## GOAL
Identify and copy all lines of the material where the string "free" is found.

## SUPPLIED DATA

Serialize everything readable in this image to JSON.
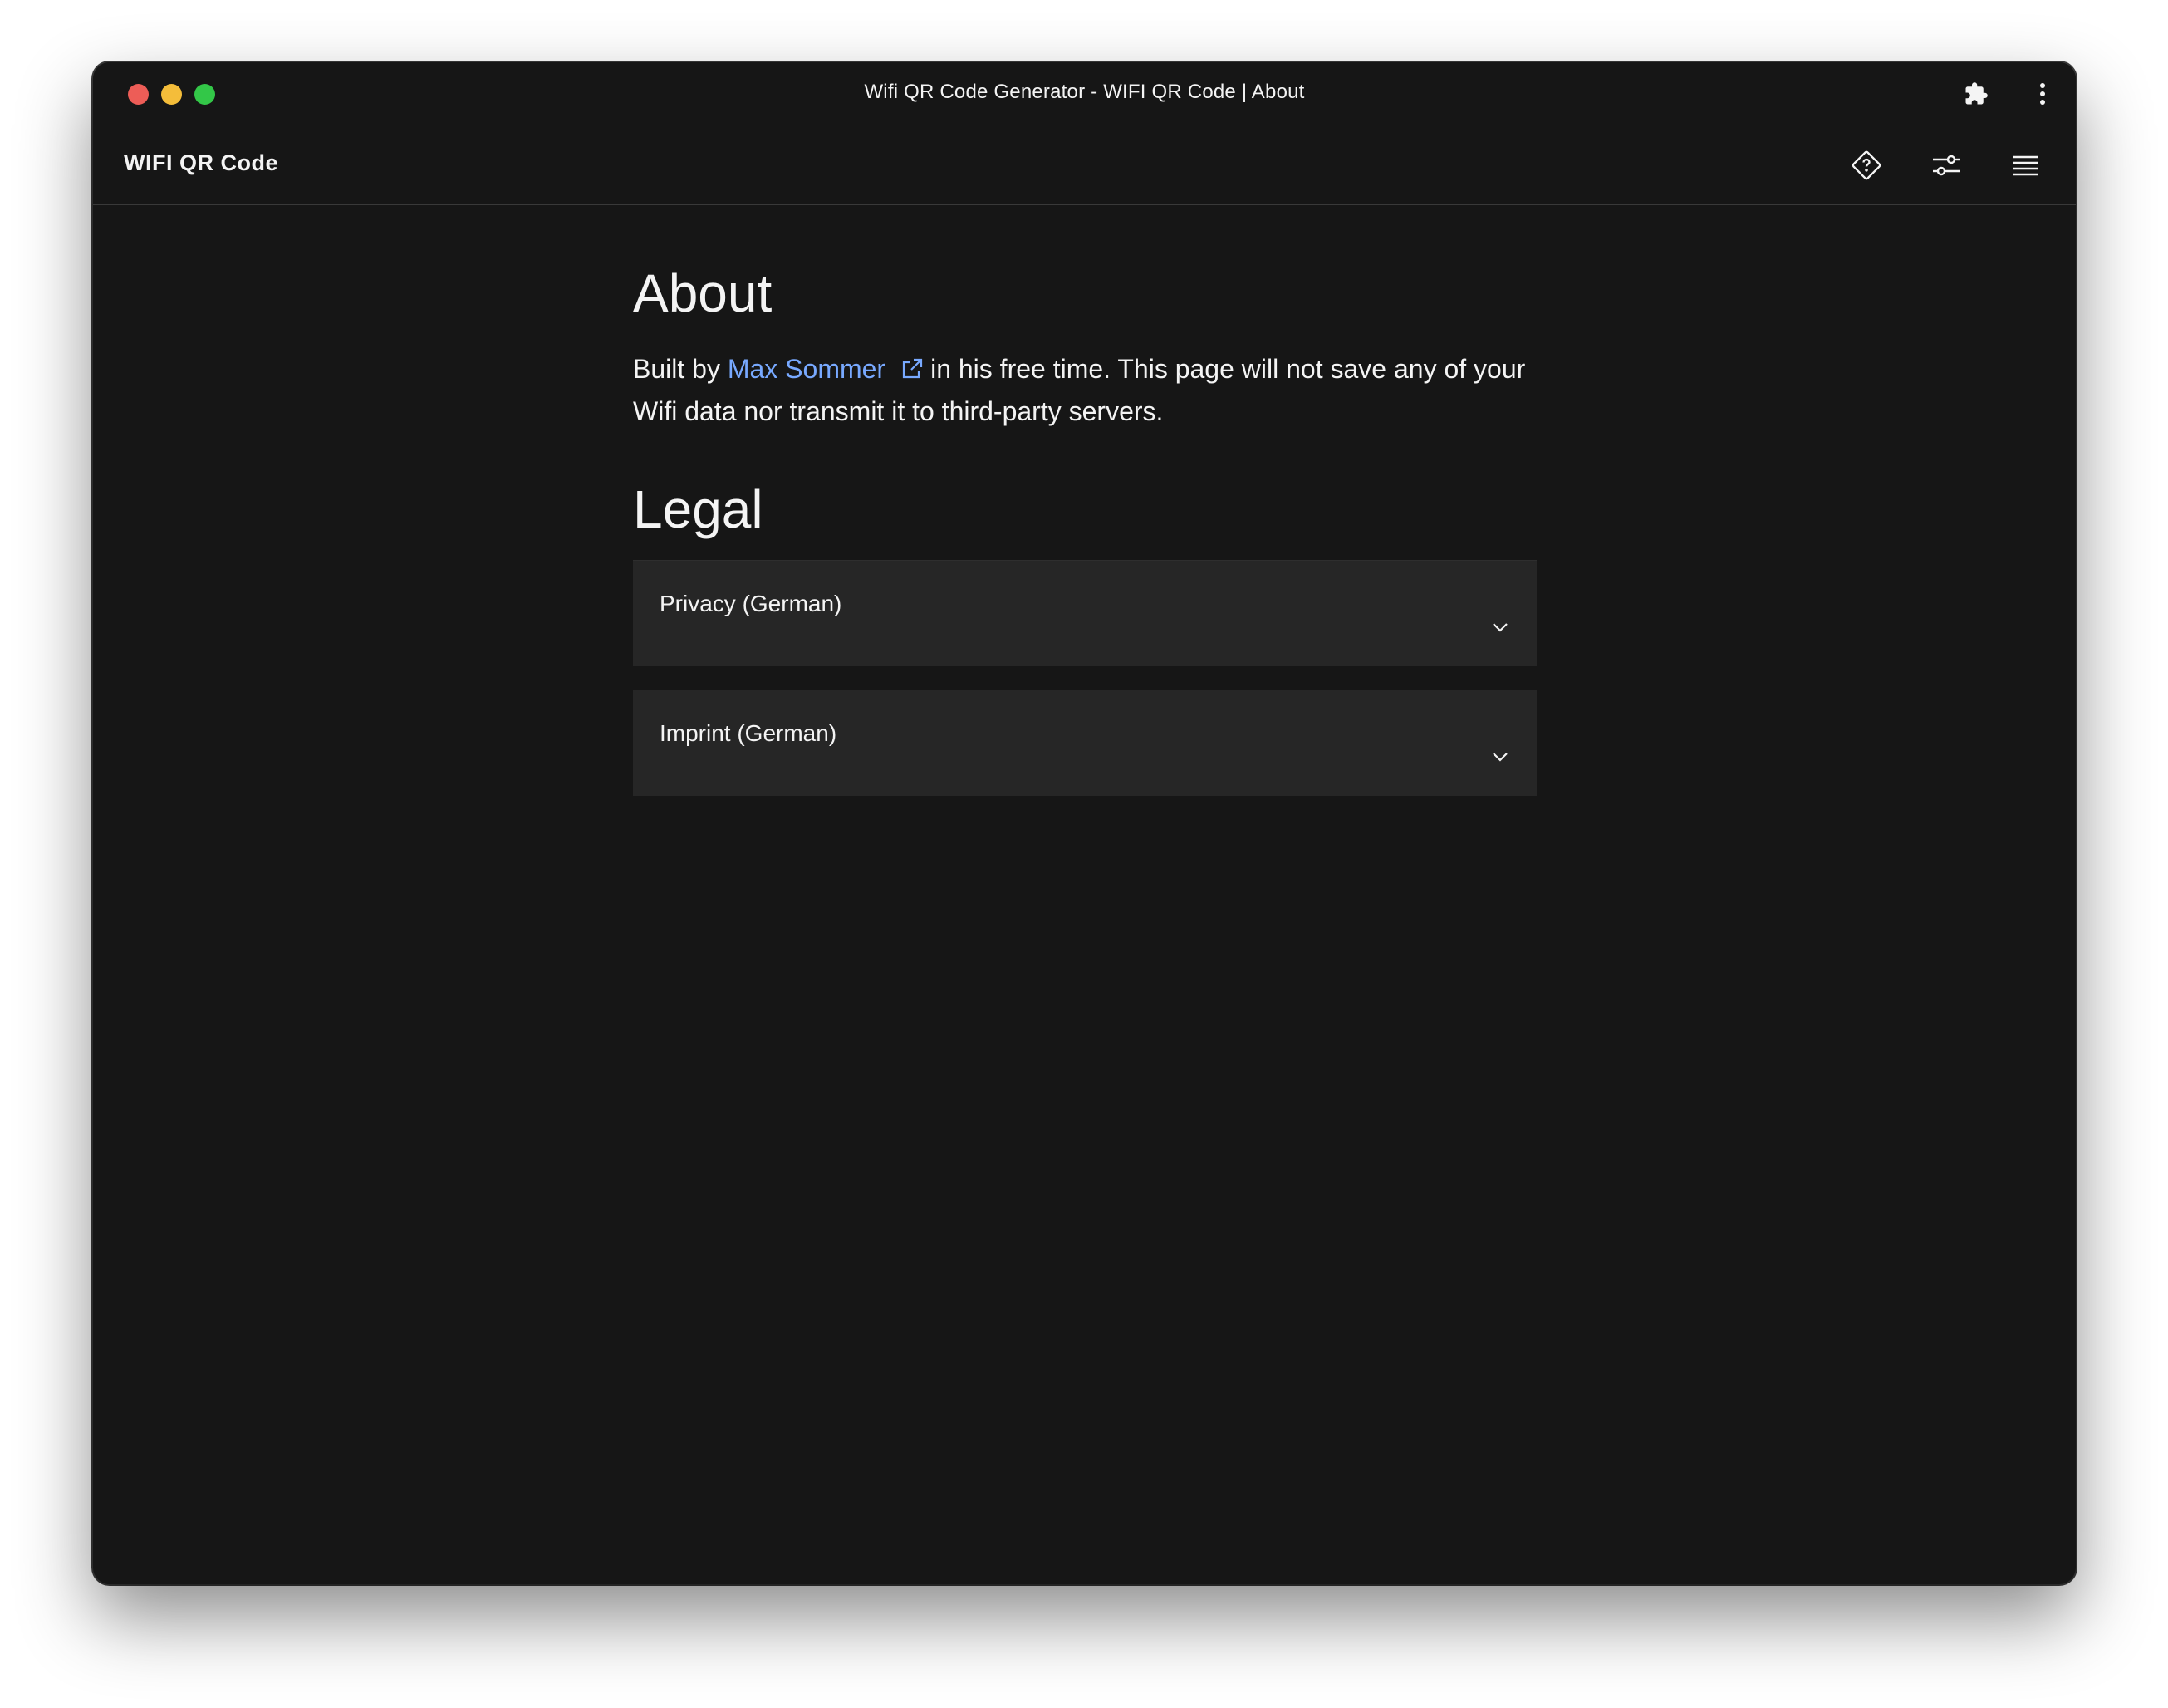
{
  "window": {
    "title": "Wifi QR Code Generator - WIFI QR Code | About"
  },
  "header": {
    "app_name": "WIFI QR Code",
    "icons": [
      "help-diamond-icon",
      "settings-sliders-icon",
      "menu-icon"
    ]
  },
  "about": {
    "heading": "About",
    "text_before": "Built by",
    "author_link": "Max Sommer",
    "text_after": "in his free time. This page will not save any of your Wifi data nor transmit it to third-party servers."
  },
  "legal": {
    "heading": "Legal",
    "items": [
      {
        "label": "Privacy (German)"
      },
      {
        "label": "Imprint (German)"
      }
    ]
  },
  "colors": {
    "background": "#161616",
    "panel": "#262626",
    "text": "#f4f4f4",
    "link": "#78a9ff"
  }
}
* * *
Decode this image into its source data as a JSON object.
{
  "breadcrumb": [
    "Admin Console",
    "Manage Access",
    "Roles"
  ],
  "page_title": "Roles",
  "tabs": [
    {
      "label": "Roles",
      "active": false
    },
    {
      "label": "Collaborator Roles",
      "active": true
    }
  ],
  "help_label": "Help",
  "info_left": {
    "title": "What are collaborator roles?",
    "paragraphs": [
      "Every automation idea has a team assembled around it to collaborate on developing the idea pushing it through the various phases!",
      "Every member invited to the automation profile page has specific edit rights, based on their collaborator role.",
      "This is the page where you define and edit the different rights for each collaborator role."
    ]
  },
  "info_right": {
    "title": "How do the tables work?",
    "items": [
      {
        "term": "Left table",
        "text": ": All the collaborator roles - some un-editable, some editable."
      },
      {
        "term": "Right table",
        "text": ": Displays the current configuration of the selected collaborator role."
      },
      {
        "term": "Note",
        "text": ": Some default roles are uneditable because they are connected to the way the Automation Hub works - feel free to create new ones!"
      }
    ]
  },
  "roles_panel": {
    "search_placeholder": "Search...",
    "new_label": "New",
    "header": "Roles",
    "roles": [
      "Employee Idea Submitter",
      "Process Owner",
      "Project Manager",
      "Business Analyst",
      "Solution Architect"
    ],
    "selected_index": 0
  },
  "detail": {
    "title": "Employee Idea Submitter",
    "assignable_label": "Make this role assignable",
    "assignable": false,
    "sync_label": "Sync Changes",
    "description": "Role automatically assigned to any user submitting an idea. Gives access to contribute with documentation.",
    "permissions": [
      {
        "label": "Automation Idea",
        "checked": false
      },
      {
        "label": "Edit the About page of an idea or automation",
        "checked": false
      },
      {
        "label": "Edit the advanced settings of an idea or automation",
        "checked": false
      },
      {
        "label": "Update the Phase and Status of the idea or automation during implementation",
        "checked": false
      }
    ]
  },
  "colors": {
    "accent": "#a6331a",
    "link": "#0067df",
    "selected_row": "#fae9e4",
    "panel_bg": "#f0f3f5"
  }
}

## EXERCISE RESPONSE
    "text_after": "in his free time. This page will not save any of your Wifi data nor transmit it to third-party servers."
        "text": ": Some default roles are uneditable because they are connected to the way the Automation Hub works - feel free to create new ones!"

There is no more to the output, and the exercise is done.